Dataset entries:
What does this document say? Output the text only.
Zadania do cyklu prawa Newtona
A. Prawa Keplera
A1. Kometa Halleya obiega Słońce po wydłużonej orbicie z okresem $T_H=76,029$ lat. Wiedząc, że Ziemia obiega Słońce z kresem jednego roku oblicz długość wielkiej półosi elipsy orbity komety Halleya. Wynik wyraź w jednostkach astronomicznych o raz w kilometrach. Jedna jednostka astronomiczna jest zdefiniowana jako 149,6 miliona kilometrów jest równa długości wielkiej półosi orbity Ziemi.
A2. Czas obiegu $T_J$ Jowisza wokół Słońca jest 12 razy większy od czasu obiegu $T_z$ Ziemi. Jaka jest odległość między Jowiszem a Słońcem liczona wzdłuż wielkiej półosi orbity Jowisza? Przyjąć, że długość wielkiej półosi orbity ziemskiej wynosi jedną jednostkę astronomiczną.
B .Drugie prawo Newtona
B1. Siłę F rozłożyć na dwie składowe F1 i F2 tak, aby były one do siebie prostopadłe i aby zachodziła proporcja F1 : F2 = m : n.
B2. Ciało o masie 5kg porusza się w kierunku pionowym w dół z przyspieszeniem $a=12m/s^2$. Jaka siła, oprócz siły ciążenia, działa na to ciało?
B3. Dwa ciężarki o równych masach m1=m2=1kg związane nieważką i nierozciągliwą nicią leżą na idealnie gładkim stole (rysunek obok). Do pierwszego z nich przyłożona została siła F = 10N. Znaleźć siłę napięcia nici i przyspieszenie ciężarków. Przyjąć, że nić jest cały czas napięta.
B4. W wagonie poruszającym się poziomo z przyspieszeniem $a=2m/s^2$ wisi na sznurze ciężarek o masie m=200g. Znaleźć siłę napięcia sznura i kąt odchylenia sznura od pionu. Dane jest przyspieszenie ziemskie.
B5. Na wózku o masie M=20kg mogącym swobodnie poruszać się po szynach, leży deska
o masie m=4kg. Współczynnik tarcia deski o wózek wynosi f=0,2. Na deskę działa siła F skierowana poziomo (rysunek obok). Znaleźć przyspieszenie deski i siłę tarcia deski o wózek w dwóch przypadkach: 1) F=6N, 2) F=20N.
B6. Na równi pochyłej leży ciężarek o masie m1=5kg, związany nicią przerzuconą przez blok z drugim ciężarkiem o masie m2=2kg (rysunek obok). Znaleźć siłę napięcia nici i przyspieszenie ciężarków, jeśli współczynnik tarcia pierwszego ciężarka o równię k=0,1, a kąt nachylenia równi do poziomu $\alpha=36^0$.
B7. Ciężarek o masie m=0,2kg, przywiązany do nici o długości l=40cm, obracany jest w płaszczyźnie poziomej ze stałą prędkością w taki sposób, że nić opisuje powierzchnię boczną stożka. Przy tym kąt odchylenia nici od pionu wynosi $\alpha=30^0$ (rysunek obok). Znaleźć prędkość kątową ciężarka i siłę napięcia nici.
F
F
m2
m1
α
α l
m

> Given task:
Write out every line of the material again, exactly as it reads.

> Completed exercise:
What does this document say? Output the text only.
Zadania do cyklu prawa Newtona
A. Prawa Keplera
A1. Kometa Halleya obiega Słońce po wydłużonej orbicie z okresem $T_H=76,029$ lat. Wiedząc, że Ziemia obiega Słońce z kresem jednego roku oblicz długość wielkiej półosi elipsy orbity komety Halleya. Wynik wyraź w jednostkach astronomicznych o raz w kilometrach. Jedna jednostka astronomiczna jest zdefiniowana jako 149,6 miliona kilometrów jest równa długości wielkiej półosi orbity Ziemi.
A2. Czas obiegu $T_J$ Jowisza wokół Słońca jest 12 razy większy od czasu obiegu $T_z$ Ziemi. Jaka jest odległość między Jowiszem a Słońcem liczona wzdłuż wielkiej półosi orbity Jowisza? Przyjąć, że długość wielkiej półosi orbity ziemskiej wynosi jedną jednostkę astronomiczną.
B .Drugie prawo Newtona
B1. Siłę F rozłożyć na dwie składowe F1 i F2 tak, aby były one do siebie prostopadłe i aby zachodziła proporcja F1 : F2 = m : n.
B2. Ciało o masie 5kg porusza się w kierunku pionowym w dół z przyspieszeniem $a=12m/s^2$. Jaka siła, oprócz siły ciążenia, działa na to ciało?
B3. Dwa ciężarki o równych masach m1=m2=1kg związane nieważką i nierozciągliwą nicią leżą na idealnie gładkim stole (rysunek obok). Do pierwszego z nich przyłożona została siła F = 10N. Znaleźć siłę napięcia nici i przyspieszenie ciężarków. Przyjąć, że nić jest cały czas napięta.
B4. W wagonie poruszającym się poziomo z przyspieszeniem $a=2m/s^2$ wisi na sznurze ciężarek o masie m=200g. Znaleźć siłę napięcia sznura i kąt odchylenia sznura od pionu. Dane jest przyspieszenie ziemskie.
B5. Na wózku o masie M=20kg mogącym swobodnie poruszać się po szynach, leży deska
o masie m=4kg. Współczynnik tarcia deski o wózek wynosi f=0,2. Na deskę działa siła F skierowana poziomo (rysunek obok). Znaleźć przyspieszenie deski i siłę tarcia deski o wózek w dwóch przypadkach: 1) F=6N, 2) F=20N.
B6. Na równi pochyłej leży ciężarek o masie m1=5kg, związany nicią przerzuconą przez blok z drugim ciężarkiem o masie m2=2kg (rysunek obok). Znaleźć siłę napięcia nici i przyspieszenie ciężarków, jeśli współczynnik tarcia pierwszego ciężarka o równię k=0,1, a kąt nachylenia równi do poziomu $\alpha=36^0$.
B7. Ciężarek o masie m=0,2kg, przywiązany do nici o długości l=40cm, obracany jest w płaszczyźnie poziomej ze stałą prędkością w taki sposób, że nić opisuje powierzchnię boczną stożka. Przy tym kąt odchylenia nici od pionu wynosi $\alpha=30^0$ (rysunek obok). Znaleźć prędkość kątową ciężarka i siłę napięcia nici.
F
F
m2
m1
α
α l
m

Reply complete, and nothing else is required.